[Stored records]
:::::

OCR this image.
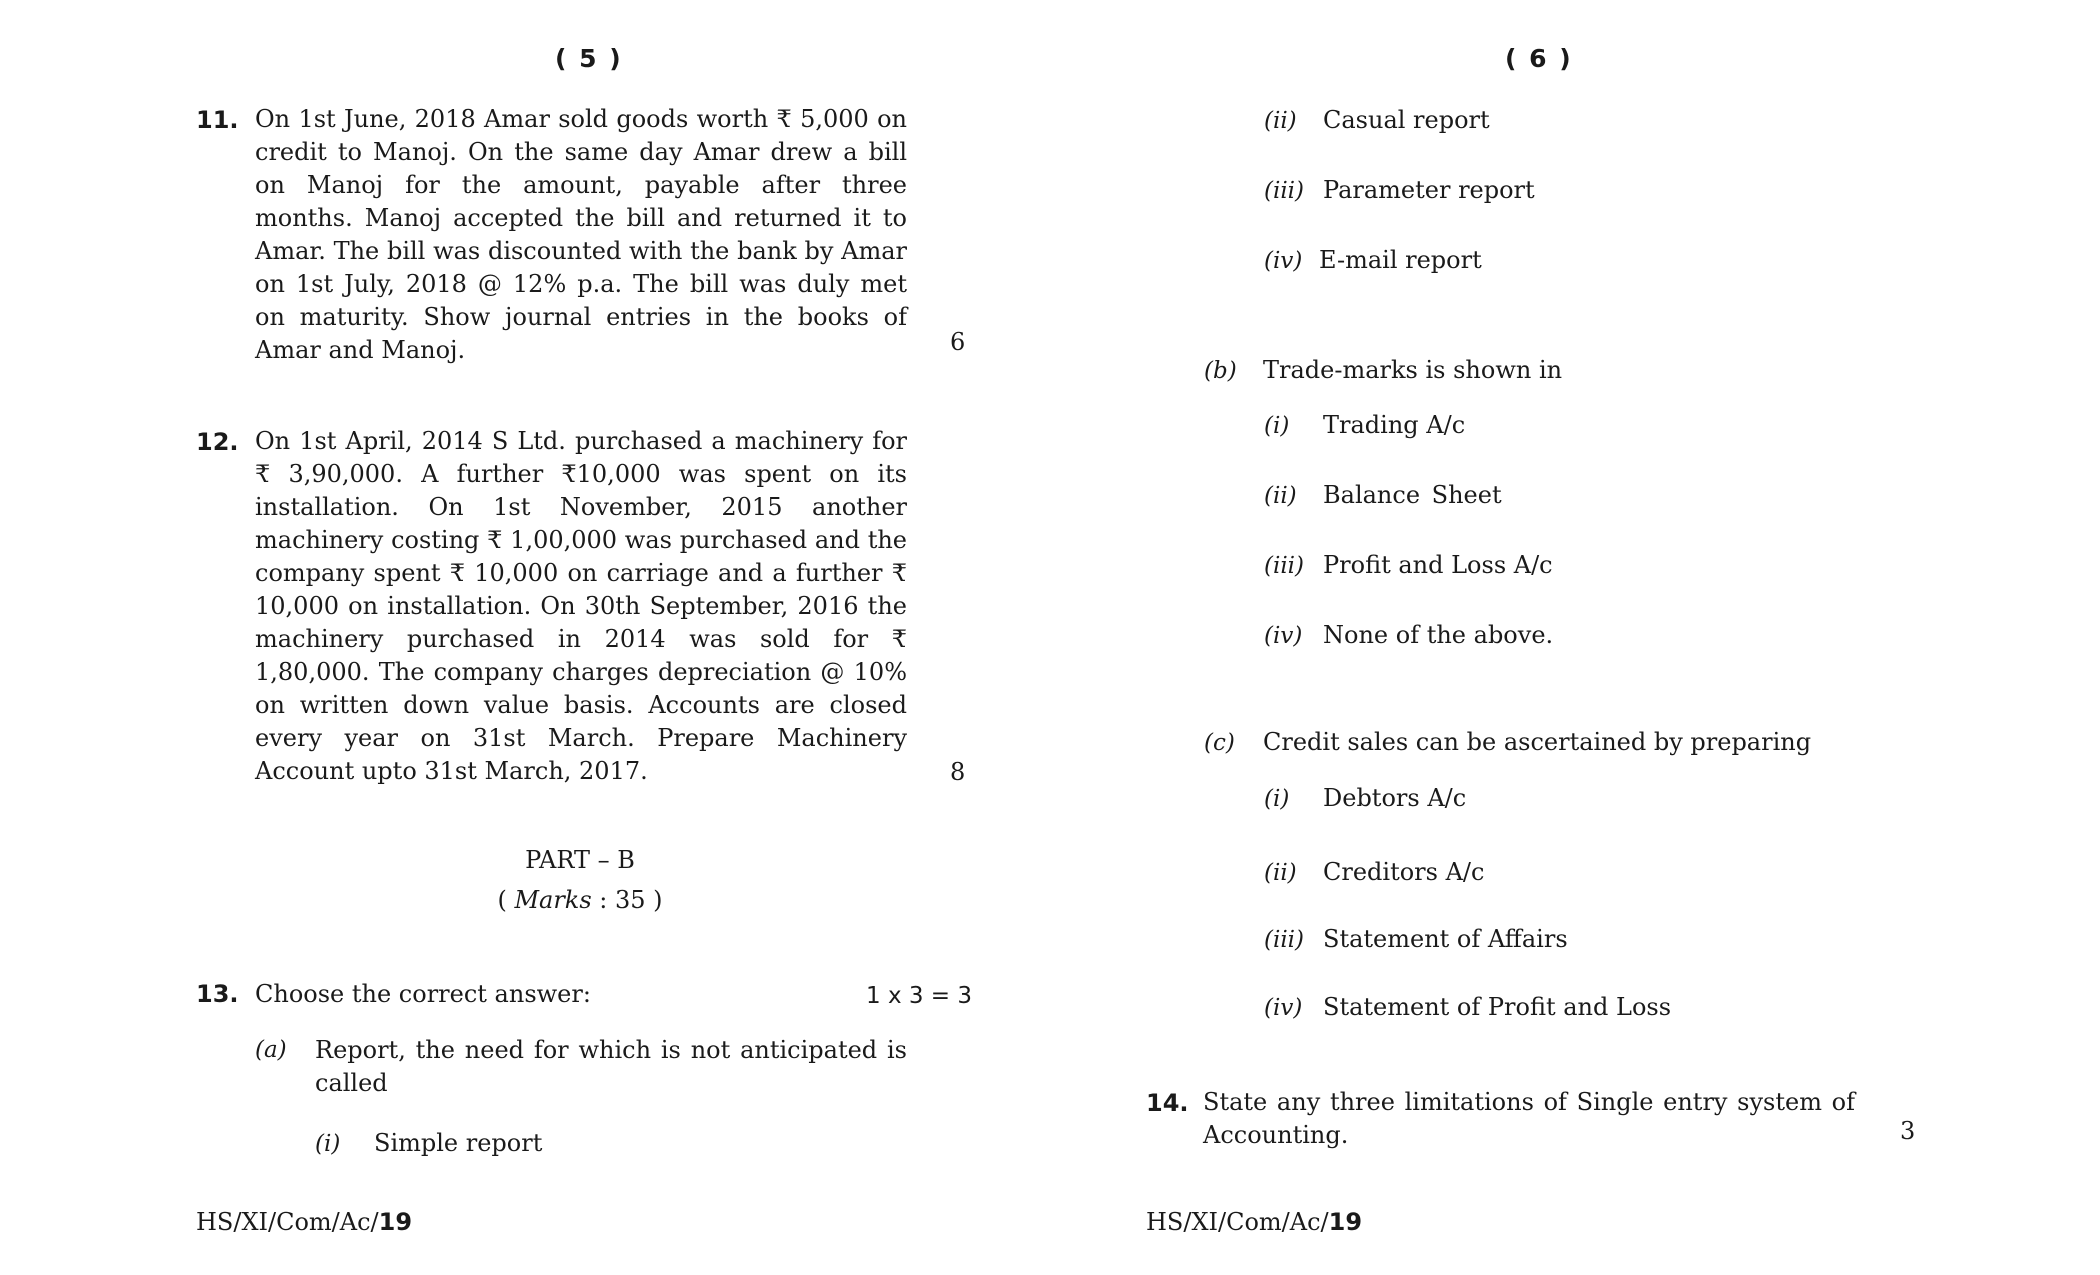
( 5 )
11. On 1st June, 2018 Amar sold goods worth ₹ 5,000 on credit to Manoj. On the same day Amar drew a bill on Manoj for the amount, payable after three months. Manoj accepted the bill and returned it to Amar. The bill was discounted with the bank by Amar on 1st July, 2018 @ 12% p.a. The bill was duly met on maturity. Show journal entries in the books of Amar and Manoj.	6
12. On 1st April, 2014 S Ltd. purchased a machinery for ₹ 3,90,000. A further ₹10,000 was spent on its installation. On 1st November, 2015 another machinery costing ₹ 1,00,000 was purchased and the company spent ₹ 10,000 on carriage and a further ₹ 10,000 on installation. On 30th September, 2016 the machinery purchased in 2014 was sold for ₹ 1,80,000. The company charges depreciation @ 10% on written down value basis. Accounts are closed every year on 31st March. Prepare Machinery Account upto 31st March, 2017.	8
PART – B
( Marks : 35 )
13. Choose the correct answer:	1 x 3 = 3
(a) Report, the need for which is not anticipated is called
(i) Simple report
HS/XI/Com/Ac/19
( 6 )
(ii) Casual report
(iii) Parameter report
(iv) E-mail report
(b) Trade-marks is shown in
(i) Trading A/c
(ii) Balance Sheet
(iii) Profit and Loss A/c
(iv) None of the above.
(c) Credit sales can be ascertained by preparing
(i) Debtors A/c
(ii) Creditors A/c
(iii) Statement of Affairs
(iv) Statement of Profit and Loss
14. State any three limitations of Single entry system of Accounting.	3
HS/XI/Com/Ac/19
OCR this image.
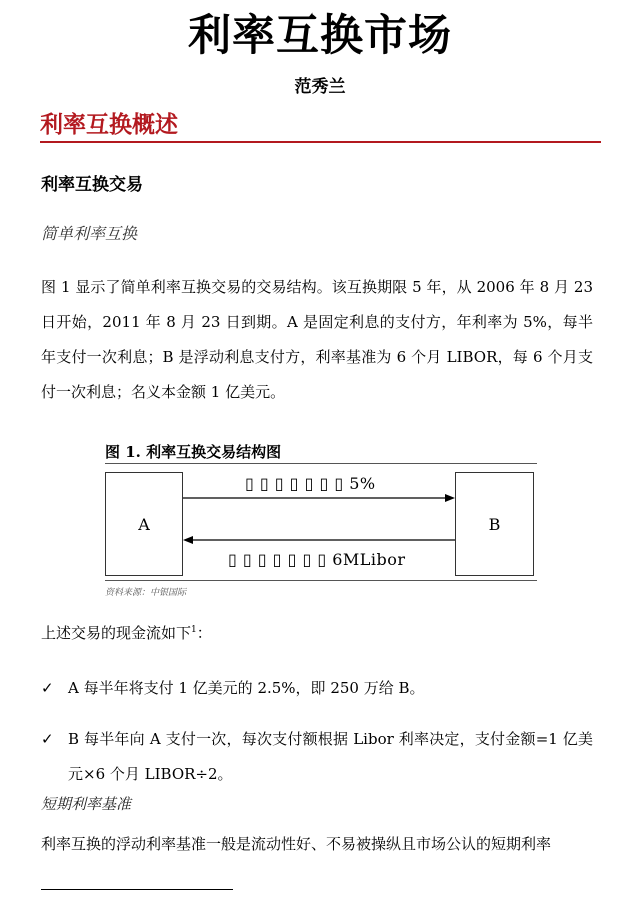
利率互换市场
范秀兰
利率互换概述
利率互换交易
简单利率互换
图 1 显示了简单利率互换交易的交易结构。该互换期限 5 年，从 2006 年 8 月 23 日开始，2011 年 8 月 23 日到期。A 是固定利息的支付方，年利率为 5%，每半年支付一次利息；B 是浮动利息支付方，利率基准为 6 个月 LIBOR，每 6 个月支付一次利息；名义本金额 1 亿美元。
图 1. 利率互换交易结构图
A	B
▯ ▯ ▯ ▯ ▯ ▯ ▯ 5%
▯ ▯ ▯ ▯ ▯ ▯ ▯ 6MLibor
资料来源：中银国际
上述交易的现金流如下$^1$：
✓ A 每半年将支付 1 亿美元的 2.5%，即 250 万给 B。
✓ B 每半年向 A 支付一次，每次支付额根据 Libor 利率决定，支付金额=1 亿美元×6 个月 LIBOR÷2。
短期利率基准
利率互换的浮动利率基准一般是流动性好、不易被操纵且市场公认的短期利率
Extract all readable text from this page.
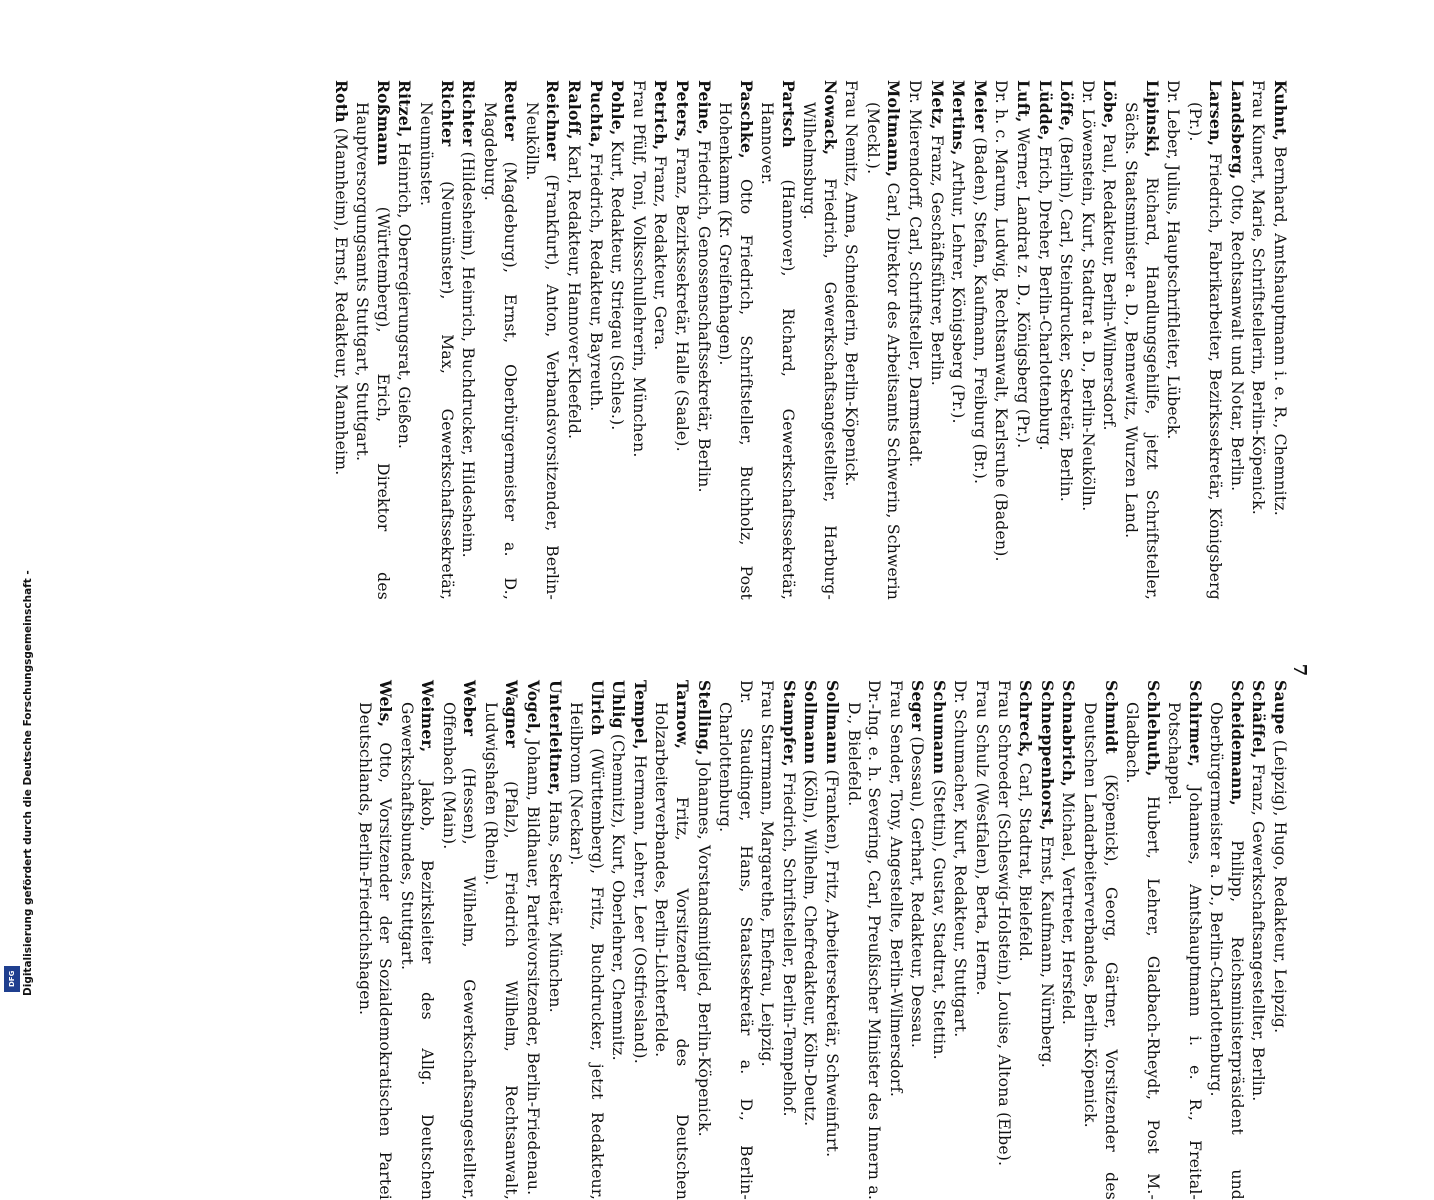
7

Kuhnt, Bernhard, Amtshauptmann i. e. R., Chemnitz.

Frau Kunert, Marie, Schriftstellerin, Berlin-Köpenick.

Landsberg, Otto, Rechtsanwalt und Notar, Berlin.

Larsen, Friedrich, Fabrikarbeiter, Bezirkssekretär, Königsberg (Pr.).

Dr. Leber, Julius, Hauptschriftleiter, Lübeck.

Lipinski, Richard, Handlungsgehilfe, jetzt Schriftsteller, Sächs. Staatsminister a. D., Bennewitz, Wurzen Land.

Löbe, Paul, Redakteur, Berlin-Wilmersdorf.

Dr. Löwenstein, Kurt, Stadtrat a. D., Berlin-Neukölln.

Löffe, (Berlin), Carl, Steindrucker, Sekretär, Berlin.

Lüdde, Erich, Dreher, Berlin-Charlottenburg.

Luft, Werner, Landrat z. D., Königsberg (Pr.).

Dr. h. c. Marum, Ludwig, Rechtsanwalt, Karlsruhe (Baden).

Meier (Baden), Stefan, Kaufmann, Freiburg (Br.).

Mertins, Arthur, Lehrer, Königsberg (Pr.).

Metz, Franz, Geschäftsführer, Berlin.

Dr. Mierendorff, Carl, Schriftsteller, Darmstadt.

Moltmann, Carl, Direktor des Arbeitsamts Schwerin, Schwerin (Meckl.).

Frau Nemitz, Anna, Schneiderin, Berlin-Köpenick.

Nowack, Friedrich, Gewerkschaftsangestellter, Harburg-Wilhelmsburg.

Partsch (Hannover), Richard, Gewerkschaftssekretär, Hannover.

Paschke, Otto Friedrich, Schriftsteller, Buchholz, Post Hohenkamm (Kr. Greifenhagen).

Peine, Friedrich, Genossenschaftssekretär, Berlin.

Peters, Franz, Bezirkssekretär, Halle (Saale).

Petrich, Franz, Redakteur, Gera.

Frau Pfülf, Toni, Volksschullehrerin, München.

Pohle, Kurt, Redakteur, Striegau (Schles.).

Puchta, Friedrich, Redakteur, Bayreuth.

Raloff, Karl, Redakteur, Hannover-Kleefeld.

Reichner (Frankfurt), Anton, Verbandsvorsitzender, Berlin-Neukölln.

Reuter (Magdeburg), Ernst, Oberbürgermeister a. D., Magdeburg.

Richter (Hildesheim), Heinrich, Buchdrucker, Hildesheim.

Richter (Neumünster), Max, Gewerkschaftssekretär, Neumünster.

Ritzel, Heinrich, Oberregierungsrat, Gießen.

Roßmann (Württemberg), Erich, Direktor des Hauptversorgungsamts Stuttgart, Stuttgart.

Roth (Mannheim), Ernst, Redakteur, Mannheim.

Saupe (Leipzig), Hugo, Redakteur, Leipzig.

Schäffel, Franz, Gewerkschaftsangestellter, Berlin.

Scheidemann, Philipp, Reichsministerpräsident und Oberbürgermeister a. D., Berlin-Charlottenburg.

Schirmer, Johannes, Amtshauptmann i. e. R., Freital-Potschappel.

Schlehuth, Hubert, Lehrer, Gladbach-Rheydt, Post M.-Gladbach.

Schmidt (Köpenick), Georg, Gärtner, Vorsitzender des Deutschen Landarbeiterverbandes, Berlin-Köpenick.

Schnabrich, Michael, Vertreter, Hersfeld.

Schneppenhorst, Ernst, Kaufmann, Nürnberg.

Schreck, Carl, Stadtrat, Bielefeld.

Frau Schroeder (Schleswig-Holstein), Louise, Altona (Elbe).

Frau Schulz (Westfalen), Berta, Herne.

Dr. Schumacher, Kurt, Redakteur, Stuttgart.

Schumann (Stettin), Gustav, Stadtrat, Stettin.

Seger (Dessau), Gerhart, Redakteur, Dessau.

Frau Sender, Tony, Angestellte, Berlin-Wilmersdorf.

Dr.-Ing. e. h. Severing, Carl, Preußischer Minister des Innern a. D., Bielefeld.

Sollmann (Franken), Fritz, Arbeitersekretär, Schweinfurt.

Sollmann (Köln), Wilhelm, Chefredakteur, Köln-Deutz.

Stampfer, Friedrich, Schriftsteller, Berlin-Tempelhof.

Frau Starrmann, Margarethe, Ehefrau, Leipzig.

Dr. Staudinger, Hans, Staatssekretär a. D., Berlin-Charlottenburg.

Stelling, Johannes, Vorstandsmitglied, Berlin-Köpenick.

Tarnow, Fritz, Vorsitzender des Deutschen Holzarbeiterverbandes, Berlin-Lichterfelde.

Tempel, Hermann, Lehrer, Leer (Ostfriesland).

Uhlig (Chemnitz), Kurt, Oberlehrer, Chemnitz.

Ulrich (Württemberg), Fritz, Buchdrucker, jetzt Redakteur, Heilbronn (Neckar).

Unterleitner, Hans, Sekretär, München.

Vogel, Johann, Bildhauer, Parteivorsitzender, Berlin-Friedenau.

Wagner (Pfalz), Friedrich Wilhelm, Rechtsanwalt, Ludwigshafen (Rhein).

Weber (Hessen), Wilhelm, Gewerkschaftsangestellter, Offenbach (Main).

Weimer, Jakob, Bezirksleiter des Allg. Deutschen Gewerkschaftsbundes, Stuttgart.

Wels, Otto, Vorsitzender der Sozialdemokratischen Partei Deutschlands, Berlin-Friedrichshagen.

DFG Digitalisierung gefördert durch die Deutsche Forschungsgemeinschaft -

:::::

:: Directions ::
Return to the listing above and set it down exactly, leaving out its pictures.

:: Reply ::
OCR this image.
( 5 )
11. On 1st June, 2018 Amar sold goods worth ₹ 5,000 on credit to Manoj. On the same day Amar drew a bill on Manoj for the amount, payable after three months. Manoj accepted the bill and returned it to Amar. The bill was discounted with the bank by Amar on 1st July, 2018 @ 12% p.a. The bill was duly met on maturity. Show journal entries in the books of Amar and Manoj.	6
12. On 1st April, 2014 S Ltd. purchased a machinery for ₹ 3,90,000. A further ₹10,000 was spent on its installation. On 1st November, 2015 another machinery costing ₹ 1,00,000 was purchased and the company spent ₹ 10,000 on carriage and a further ₹ 10,000 on installation. On 30th September, 2016 the machinery purchased in 2014 was sold for ₹ 1,80,000. The company charges depreciation @ 10% on written down value basis. Accounts are closed every year on 31st March. Prepare Machinery Account upto 31st March, 2017.	8
PART – B
( Marks : 35 )
13. Choose the correct answer:	1 x 3 = 3
(a) Report, the need for which is not anticipated is called
(i) Simple report
HS/XI/Com/Ac/19
( 6 )
(ii) Casual report
(iii) Parameter report
(iv) E-mail report
(b) Trade-marks is shown in
(i) Trading A/c
(ii) Balance Sheet
(iii) Profit and Loss A/c
(iv) None of the above.
(c) Credit sales can be ascertained by preparing
(i) Debtors A/c
(ii) Creditors A/c
(iii) Statement of Affairs
(iv) Statement of Profit and Loss
14. State any three limitations of Single entry system of Accounting.	3
HS/XI/Com/Ac/19
OCR this image.
利率互换市场
范秀兰
利率互换概述
利率互换交易
简单利率互换
图 1 显示了简单利率互换交易的交易结构。该互换期限 5 年，从 2006 年 8 月 23 日开始，2011 年 8 月 23 日到期。A 是固定利息的支付方，年利率为 5%，每半年支付一次利息；B 是浮动利息支付方，利率基准为 6 个月 LIBOR，每 6 个月支付一次利息；名义本金额 1 亿美元。
图 1. 利率互换交易结构图
A	B
▯ ▯ ▯ ▯ ▯ ▯ ▯ 5%
▯ ▯ ▯ ▯ ▯ ▯ ▯ 6MLibor
资料来源：中银国际
上述交易的现金流如下$^1$：
✓ A 每半年将支付 1 亿美元的 2.5%，即 250 万给 B。
✓ B 每半年向 A 支付一次，每次支付额根据 Libor 利率决定，支付金额=1 亿美元×6 个月 LIBOR÷2。
短期利率基准
利率互换的浮动利率基准一般是流动性好、不易被操纵且市场公认的短期利率
Extract all readable text from this page.
7

Kuhnt, Bernhard, Amtshauptmann i. e. R., Chemnitz.

Frau Kunert, Marie, Schriftstellerin, Berlin-Köpenick.

Landsberg, Otto, Rechtsanwalt und Notar, Berlin.

Larsen, Friedrich, Fabrikarbeiter, Bezirkssekretär, Königsberg (Pr.).

Dr. Leber, Julius, Hauptschriftleiter, Lübeck.

Lipinski, Richard, Handlungsgehilfe, jetzt Schriftsteller, Sächs. Staatsminister a. D., Bennewitz, Wurzen Land.

Löbe, Paul, Redakteur, Berlin-Wilmersdorf.

Dr. Löwenstein, Kurt, Stadtrat a. D., Berlin-Neukölln.

Löffe, (Berlin), Carl, Steindrucker, Sekretär, Berlin.

Lüdde, Erich, Dreher, Berlin-Charlottenburg.

Luft, Werner, Landrat z. D., Königsberg (Pr.).

Dr. h. c. Marum, Ludwig, Rechtsanwalt, Karlsruhe (Baden).

Meier (Baden), Stefan, Kaufmann, Freiburg (Br.).

Mertins, Arthur, Lehrer, Königsberg (Pr.).

Metz, Franz, Geschäftsführer, Berlin.

Dr. Mierendorff, Carl, Schriftsteller, Darmstadt.

Moltmann, Carl, Direktor des Arbeitsamts Schwerin, Schwerin (Meckl.).

Frau Nemitz, Anna, Schneiderin, Berlin-Köpenick.

Nowack, Friedrich, Gewerkschaftsangestellter, Harburg-Wilhelmsburg.

Partsch (Hannover), Richard, Gewerkschaftssekretär, Hannover.

Paschke, Otto Friedrich, Schriftsteller, Buchholz, Post Hohenkamm (Kr. Greifenhagen).

Peine, Friedrich, Genossenschaftssekretär, Berlin.

Peters, Franz, Bezirkssekretär, Halle (Saale).

Petrich, Franz, Redakteur, Gera.

Frau Pfülf, Toni, Volksschullehrerin, München.

Pohle, Kurt, Redakteur, Striegau (Schles.).

Puchta, Friedrich, Redakteur, Bayreuth.

Raloff, Karl, Redakteur, Hannover-Kleefeld.

Reichner (Frankfurt), Anton, Verbandsvorsitzender, Berlin-Neukölln.

Reuter (Magdeburg), Ernst, Oberbürgermeister a. D., Magdeburg.

Richter (Hildesheim), Heinrich, Buchdrucker, Hildesheim.

Richter (Neumünster), Max, Gewerkschaftssekretär, Neumünster.

Ritzel, Heinrich, Oberregierungsrat, Gießen.

Roßmann (Württemberg), Erich, Direktor des Hauptversorgungsamts Stuttgart, Stuttgart.

Roth (Mannheim), Ernst, Redakteur, Mannheim.

Saupe (Leipzig), Hugo, Redakteur, Leipzig.

Schäffel, Franz, Gewerkschaftsangestellter, Berlin.

Scheidemann, Philipp, Reichsministerpräsident und Oberbürgermeister a. D., Berlin-Charlottenburg.

Schirmer, Johannes, Amtshauptmann i. e. R., Freital-Potschappel.

Schlehuth, Hubert, Lehrer, Gladbach-Rheydt, Post M.-Gladbach.

Schmidt (Köpenick), Georg, Gärtner, Vorsitzender des Deutschen Landarbeiterverbandes, Berlin-Köpenick.

Schnabrich, Michael, Vertreter, Hersfeld.

Schneppenhorst, Ernst, Kaufmann, Nürnberg.

Schreck, Carl, Stadtrat, Bielefeld.

Frau Schroeder (Schleswig-Holstein), Louise, Altona (Elbe).

Frau Schulz (Westfalen), Berta, Herne.

Dr. Schumacher, Kurt, Redakteur, Stuttgart.

Schumann (Stettin), Gustav, Stadtrat, Stettin.

Seger (Dessau), Gerhart, Redakteur, Dessau.

Frau Sender, Tony, Angestellte, Berlin-Wilmersdorf.

Dr.-Ing. e. h. Severing, Carl, Preußischer Minister des Innern a. D., Bielefeld.

Sollmann (Franken), Fritz, Arbeitersekretär, Schweinfurt.

Sollmann (Köln), Wilhelm, Chefredakteur, Köln-Deutz.

Stampfer, Friedrich, Schriftsteller, Berlin-Tempelhof.

Frau Starrmann, Margarethe, Ehefrau, Leipzig.

Dr. Staudinger, Hans, Staatssekretär a. D., Berlin-Charlottenburg.

Stelling, Johannes, Vorstandsmitglied, Berlin-Köpenick.

Tarnow, Fritz, Vorsitzender des Deutschen Holzarbeiterverbandes, Berlin-Lichterfelde.

Tempel, Hermann, Lehrer, Leer (Ostfriesland).

Uhlig (Chemnitz), Kurt, Oberlehrer, Chemnitz.

Ulrich (Württemberg), Fritz, Buchdrucker, jetzt Redakteur, Heilbronn (Neckar).

Unterleitner, Hans, Sekretär, München.

Vogel, Johann, Bildhauer, Parteivorsitzender, Berlin-Friedenau.

Wagner (Pfalz), Friedrich Wilhelm, Rechtsanwalt, Ludwigshafen (Rhein).

Weber (Hessen), Wilhelm, Gewerkschaftsangestellter, Offenbach (Main).

Weimer, Jakob, Bezirksleiter des Allg. Deutschen Gewerkschaftsbundes, Stuttgart.

Wels, Otto, Vorsitzender der Sozialdemokratischen Partei Deutschlands, Berlin-Friedrichshagen.

DFG Digitalisierung gefördert durch die Deutsche Forschungsgemeinschaft -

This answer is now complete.